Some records
=-=-=

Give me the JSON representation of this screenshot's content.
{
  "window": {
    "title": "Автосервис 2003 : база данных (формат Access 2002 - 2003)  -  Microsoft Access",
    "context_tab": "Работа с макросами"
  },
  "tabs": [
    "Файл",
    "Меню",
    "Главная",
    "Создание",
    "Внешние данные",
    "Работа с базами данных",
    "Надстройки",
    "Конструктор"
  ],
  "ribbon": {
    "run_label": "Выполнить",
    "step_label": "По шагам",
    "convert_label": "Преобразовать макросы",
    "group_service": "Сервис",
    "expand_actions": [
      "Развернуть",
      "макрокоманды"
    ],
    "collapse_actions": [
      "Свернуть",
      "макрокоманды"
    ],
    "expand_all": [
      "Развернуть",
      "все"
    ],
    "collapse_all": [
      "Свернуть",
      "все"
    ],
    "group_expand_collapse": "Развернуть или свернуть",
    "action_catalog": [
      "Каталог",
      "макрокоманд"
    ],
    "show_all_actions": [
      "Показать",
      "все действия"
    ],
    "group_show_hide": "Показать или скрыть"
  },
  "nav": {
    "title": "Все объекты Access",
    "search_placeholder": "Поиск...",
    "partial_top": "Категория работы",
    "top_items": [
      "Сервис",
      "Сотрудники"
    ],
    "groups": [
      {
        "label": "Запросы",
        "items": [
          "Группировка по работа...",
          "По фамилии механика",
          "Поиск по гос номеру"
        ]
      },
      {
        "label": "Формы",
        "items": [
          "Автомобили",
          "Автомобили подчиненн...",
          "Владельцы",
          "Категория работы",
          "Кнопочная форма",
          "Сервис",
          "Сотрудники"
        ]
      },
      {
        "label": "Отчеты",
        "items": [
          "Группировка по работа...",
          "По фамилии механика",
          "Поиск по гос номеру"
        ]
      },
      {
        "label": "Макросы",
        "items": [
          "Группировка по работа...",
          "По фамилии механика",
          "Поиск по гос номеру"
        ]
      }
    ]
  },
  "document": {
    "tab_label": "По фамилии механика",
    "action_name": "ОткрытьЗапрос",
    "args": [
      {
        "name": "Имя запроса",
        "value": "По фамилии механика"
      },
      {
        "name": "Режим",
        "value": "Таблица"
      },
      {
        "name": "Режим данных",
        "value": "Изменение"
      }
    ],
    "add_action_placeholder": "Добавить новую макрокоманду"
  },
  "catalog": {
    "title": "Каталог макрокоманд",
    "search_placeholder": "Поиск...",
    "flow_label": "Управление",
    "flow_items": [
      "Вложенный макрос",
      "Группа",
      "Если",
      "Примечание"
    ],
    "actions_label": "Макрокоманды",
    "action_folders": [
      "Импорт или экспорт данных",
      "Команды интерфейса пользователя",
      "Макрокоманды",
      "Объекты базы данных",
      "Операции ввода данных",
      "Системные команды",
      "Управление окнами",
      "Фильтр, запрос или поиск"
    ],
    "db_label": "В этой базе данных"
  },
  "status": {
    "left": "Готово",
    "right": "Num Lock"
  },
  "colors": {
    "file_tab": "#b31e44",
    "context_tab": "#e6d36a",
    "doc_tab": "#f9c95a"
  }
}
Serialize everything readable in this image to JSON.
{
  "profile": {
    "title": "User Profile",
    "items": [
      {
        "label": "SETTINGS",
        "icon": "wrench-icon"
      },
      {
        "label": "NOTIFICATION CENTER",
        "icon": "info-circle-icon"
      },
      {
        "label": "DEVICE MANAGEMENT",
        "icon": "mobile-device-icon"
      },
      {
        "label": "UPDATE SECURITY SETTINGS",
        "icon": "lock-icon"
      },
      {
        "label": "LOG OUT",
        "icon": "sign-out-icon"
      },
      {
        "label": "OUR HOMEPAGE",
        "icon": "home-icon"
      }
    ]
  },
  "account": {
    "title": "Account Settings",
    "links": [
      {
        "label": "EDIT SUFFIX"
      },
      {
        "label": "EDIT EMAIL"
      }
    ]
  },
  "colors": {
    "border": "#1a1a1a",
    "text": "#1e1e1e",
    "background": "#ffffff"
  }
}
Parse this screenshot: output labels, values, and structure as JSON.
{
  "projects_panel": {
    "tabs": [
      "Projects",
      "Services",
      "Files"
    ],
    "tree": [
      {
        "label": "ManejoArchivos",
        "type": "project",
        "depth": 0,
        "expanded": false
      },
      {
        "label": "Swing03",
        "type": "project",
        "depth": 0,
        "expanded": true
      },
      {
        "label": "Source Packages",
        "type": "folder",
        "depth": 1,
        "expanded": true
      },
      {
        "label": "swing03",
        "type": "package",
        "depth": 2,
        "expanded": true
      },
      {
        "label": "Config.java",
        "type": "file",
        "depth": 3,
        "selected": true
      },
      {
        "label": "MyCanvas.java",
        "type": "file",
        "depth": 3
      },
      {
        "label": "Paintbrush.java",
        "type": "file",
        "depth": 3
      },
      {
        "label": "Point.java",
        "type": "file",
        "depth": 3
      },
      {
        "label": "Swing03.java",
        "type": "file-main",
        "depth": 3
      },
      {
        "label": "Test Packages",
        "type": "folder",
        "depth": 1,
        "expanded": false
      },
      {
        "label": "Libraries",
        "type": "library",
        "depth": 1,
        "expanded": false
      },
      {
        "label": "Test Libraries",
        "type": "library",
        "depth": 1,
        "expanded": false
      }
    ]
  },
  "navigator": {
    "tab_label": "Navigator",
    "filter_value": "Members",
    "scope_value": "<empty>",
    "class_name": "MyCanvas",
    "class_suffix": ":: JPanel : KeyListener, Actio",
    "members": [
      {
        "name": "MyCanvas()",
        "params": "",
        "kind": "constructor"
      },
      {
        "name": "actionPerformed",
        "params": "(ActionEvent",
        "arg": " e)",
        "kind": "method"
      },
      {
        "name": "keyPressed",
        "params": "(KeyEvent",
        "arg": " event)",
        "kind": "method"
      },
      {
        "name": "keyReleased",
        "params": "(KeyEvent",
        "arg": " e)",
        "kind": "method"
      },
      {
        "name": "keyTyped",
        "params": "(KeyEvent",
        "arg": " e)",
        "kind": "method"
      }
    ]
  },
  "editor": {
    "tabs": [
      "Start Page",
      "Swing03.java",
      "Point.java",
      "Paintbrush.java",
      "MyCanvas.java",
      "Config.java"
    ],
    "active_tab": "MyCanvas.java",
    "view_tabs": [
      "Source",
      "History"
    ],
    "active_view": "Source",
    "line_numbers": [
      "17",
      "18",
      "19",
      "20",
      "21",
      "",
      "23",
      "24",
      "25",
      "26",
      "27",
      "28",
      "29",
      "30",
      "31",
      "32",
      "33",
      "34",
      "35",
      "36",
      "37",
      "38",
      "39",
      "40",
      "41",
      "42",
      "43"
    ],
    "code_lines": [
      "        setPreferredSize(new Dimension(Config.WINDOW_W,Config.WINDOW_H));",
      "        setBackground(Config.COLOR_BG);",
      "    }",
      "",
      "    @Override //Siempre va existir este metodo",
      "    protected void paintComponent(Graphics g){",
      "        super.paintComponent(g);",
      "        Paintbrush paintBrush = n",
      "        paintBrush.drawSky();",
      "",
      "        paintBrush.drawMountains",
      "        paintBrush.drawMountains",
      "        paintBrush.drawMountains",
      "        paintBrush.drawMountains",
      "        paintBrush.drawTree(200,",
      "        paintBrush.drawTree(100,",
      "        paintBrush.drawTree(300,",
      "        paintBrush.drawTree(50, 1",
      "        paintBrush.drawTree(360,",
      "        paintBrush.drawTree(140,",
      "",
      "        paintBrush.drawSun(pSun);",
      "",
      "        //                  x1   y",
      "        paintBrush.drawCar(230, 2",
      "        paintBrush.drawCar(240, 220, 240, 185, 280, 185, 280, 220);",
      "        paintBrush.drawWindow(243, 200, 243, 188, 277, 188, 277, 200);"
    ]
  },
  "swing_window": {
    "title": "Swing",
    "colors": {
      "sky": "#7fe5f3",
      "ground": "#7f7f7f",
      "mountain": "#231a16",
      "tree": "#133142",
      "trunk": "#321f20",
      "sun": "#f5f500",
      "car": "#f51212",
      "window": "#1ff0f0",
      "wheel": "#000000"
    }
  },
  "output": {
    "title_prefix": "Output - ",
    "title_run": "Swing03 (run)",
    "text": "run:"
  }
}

=-=-=

◆ Goal ◆
Find every line above that contains the word "Source", and return each one.

◆ Correct result ◆
        "label": "Source Packages",
      "Source",
    "active_view": "Source",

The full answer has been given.